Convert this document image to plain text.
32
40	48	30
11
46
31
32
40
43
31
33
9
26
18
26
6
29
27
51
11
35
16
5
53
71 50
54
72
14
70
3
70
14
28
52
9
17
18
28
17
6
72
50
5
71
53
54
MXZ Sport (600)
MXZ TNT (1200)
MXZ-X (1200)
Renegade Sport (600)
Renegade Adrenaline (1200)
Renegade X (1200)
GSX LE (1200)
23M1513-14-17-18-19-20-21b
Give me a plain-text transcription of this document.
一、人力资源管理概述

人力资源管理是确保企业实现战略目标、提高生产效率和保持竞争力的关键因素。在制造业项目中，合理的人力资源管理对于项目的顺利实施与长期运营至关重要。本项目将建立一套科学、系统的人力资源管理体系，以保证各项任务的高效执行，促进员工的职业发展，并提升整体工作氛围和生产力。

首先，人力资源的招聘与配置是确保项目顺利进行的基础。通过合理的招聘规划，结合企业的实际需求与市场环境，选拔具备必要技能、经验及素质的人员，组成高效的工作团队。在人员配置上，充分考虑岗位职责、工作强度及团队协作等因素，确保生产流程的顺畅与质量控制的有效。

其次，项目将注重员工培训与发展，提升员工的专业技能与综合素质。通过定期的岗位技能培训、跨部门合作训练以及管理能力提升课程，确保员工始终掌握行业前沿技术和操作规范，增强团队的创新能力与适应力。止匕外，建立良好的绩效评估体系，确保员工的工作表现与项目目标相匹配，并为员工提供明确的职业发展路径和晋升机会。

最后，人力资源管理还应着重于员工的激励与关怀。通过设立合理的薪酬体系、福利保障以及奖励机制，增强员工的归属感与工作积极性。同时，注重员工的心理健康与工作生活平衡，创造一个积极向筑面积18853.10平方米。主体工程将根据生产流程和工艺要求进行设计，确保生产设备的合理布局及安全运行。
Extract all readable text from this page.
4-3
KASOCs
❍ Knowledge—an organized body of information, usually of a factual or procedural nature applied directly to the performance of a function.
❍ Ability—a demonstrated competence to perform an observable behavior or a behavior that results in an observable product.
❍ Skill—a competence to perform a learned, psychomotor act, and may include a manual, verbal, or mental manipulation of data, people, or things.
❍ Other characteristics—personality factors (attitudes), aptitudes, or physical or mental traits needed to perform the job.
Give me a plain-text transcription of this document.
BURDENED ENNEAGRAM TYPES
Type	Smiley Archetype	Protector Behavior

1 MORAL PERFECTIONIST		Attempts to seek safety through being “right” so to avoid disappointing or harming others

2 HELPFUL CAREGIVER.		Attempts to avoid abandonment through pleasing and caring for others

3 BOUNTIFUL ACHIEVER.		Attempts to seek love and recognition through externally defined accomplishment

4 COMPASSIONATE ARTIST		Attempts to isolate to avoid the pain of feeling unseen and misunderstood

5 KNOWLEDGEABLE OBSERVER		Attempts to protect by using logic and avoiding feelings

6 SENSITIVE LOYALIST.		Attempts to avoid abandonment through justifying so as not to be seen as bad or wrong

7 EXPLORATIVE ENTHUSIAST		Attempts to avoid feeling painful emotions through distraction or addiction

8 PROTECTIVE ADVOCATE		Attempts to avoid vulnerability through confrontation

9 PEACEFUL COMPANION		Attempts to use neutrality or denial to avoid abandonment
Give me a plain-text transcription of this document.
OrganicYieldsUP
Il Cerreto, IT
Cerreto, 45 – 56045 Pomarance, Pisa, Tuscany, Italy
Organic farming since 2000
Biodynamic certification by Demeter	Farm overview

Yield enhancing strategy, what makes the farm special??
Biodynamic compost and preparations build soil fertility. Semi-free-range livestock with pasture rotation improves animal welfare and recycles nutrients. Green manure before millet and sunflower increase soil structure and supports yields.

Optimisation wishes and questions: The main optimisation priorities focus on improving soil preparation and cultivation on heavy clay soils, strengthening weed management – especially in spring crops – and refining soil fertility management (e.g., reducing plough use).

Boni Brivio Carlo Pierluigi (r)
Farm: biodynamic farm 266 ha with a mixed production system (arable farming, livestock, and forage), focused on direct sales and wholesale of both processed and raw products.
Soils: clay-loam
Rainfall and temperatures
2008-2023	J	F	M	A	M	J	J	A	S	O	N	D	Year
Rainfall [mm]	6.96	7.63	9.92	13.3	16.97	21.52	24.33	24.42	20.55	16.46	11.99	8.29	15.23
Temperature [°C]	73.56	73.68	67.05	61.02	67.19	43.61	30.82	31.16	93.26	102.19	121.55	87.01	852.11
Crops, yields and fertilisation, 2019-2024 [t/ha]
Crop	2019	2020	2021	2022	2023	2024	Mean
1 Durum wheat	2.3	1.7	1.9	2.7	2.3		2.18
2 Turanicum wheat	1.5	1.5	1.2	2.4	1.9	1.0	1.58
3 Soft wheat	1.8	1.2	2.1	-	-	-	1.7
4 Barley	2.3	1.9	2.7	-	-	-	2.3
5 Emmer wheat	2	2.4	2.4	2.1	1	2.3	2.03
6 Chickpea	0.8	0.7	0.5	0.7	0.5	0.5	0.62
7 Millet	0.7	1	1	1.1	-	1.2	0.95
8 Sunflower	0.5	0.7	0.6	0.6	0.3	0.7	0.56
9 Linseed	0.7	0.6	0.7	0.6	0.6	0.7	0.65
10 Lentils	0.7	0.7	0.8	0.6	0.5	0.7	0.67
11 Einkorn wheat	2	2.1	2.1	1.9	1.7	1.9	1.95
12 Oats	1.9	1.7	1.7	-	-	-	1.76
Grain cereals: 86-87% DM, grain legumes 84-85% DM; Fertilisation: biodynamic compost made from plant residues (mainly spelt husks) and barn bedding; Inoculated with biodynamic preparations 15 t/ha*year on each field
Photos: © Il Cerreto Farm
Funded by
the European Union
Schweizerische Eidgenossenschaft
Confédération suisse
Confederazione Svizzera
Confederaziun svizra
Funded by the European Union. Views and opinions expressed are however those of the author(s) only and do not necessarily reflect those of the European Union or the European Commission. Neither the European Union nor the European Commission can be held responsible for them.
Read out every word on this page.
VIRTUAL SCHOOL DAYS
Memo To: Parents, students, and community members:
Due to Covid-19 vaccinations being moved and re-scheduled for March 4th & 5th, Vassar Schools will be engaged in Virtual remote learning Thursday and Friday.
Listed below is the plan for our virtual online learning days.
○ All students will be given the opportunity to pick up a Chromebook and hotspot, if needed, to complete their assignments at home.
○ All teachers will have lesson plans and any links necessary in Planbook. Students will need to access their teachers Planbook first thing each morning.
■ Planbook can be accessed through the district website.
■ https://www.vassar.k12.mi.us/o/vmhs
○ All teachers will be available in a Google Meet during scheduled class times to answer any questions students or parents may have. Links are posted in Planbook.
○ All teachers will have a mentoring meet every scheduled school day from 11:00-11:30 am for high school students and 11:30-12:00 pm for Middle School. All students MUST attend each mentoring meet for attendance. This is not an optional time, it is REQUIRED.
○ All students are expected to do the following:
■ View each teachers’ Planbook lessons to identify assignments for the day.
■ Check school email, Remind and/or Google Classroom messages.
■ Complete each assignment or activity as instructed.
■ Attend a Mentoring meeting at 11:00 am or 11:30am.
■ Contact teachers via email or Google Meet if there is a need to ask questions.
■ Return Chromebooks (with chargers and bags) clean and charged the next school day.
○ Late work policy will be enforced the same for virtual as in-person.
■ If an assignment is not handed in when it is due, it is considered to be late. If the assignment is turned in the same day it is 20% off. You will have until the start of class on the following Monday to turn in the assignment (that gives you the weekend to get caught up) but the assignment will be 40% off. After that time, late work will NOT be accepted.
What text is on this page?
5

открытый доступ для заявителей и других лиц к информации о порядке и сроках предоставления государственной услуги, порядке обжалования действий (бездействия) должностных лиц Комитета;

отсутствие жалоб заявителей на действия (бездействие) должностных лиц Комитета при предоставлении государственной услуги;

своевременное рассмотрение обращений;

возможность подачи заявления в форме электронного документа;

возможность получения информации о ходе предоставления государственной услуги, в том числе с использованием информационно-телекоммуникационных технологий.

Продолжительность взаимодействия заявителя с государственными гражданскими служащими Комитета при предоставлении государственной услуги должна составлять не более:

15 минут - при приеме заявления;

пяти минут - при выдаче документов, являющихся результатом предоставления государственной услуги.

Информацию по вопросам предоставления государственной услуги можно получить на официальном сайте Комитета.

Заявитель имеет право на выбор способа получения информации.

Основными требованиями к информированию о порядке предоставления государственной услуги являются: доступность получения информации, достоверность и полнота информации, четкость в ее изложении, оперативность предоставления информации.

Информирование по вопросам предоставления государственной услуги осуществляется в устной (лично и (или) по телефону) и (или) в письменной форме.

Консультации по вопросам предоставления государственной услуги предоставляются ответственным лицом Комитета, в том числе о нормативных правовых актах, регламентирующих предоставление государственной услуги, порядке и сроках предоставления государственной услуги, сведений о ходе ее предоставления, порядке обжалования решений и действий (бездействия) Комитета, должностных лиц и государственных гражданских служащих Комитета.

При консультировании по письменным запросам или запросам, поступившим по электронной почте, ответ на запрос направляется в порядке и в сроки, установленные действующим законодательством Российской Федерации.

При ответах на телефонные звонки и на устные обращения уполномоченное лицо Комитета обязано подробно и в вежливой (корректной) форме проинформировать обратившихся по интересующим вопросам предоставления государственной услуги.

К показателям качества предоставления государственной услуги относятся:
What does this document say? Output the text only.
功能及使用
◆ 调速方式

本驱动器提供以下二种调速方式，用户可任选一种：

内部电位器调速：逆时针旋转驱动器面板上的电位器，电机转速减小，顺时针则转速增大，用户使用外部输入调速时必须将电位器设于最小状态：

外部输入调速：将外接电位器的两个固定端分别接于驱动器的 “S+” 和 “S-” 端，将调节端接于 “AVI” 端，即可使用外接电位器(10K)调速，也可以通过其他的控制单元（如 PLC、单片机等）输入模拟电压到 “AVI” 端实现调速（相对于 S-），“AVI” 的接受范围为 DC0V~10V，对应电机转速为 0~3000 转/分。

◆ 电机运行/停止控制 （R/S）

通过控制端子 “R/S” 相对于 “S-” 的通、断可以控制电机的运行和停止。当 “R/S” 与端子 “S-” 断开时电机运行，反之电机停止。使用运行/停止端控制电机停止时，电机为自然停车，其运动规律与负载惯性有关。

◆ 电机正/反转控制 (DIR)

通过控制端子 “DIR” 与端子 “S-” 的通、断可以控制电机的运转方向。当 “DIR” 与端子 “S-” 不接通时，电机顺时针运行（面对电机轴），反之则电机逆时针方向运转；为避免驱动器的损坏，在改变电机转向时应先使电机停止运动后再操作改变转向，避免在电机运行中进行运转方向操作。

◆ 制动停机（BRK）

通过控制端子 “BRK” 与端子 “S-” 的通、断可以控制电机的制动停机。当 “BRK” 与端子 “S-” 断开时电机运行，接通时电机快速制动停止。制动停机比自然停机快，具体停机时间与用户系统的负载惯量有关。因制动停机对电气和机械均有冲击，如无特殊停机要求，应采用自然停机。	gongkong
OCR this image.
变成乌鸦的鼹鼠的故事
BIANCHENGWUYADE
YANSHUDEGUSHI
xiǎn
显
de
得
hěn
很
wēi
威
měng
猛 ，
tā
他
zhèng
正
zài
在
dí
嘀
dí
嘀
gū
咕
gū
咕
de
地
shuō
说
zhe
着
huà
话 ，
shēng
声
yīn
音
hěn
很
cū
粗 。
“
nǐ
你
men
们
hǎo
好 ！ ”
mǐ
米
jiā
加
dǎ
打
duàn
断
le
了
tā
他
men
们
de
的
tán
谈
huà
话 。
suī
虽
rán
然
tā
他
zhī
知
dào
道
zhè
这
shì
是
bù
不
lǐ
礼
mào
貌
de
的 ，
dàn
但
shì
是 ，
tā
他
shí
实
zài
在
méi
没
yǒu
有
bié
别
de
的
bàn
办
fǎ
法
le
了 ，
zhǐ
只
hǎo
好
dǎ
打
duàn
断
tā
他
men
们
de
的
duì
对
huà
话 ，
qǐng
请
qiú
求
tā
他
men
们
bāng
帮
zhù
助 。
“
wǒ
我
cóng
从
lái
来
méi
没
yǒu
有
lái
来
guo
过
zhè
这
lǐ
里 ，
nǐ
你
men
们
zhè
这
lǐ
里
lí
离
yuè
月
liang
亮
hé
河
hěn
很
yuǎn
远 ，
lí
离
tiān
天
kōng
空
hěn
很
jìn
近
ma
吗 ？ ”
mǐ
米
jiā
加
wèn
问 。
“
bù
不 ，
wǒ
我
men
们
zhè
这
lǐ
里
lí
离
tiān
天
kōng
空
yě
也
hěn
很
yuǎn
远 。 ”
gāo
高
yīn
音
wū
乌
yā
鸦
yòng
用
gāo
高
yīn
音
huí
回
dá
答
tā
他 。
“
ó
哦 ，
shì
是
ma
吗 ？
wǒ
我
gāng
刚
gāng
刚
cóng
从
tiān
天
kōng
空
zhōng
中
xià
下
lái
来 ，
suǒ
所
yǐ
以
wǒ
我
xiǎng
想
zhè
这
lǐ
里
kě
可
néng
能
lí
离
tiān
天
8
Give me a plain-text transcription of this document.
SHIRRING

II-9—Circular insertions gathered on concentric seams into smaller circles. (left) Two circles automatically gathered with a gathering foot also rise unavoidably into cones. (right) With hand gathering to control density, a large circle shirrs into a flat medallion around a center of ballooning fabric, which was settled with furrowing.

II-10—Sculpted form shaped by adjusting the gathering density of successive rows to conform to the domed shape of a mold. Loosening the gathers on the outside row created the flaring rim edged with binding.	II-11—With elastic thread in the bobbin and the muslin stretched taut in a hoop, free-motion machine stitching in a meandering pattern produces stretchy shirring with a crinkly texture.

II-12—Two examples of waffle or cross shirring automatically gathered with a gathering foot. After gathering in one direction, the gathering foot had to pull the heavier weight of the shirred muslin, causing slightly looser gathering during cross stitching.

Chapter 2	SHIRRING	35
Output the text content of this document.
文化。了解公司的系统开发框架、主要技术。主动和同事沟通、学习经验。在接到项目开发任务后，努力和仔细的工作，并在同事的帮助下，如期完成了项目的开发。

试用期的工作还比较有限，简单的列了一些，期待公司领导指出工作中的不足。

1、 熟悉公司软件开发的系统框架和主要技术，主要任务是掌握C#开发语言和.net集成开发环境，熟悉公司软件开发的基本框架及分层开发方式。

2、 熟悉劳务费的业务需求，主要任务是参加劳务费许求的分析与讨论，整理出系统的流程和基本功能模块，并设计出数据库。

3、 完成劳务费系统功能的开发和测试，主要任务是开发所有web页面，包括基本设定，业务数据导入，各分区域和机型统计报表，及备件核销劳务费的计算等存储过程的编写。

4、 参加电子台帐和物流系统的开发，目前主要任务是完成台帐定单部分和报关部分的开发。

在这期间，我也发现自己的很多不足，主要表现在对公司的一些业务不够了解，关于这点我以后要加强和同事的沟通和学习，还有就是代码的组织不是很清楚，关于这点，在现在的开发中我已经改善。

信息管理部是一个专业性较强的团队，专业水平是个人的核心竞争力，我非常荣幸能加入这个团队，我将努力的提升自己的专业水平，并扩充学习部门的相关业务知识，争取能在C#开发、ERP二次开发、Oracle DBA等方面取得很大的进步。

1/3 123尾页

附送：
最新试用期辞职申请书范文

### Work to complete
Go through the listing above and locate each line that holds the word "форме". Copy those lines.

### Exercise solution
возможность подачи заявления в форме электронного документа;
Информирование по вопросам предоставления государственной услуги осуществляется в устной (лично и (или) по телефону) и (или) в письменной форме.
При ответах на телефонные звонки и на устные обращения уполномоченное лицо Комитета обязано подробно и в вежливой (корректной) форме проинформировать обратившихся по интересующим вопросам предоставления государственной услуги.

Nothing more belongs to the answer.